- The task
Give only the number of lines that include the string "others".

** start Data shown **

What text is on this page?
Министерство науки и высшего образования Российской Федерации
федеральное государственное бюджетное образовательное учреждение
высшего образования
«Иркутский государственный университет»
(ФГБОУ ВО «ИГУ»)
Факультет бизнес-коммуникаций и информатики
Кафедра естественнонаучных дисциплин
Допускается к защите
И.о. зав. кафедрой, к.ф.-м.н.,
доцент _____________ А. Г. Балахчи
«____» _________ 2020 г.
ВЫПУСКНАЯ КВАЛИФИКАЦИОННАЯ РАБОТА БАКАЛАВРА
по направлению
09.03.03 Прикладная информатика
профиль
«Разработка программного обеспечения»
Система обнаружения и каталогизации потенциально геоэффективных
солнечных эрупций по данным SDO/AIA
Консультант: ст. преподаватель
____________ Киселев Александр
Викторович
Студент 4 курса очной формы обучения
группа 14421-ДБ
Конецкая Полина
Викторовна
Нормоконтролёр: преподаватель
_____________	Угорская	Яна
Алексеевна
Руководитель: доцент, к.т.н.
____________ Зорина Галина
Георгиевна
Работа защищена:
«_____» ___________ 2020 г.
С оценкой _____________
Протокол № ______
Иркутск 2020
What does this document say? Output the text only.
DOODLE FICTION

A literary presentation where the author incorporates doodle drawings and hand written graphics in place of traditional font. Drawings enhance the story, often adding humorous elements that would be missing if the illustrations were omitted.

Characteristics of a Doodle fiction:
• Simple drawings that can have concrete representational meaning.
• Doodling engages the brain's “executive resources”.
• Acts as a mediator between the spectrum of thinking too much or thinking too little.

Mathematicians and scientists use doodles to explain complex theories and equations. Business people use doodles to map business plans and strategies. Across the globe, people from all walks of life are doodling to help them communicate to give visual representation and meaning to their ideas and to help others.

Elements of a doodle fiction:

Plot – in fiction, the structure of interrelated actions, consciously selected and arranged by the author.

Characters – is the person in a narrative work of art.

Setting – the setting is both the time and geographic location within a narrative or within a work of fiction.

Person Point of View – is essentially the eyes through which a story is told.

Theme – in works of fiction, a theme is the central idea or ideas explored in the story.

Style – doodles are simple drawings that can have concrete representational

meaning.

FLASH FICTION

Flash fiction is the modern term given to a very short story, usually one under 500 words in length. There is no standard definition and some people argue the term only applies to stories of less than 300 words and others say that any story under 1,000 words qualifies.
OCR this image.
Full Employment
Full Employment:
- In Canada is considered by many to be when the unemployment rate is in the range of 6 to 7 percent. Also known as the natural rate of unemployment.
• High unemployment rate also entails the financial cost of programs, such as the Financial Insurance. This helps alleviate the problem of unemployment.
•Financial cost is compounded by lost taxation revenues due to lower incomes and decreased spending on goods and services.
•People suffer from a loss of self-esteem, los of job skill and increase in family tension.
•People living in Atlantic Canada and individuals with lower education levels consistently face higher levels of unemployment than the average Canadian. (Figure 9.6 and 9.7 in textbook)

** end Data shown **

- Finished answer
2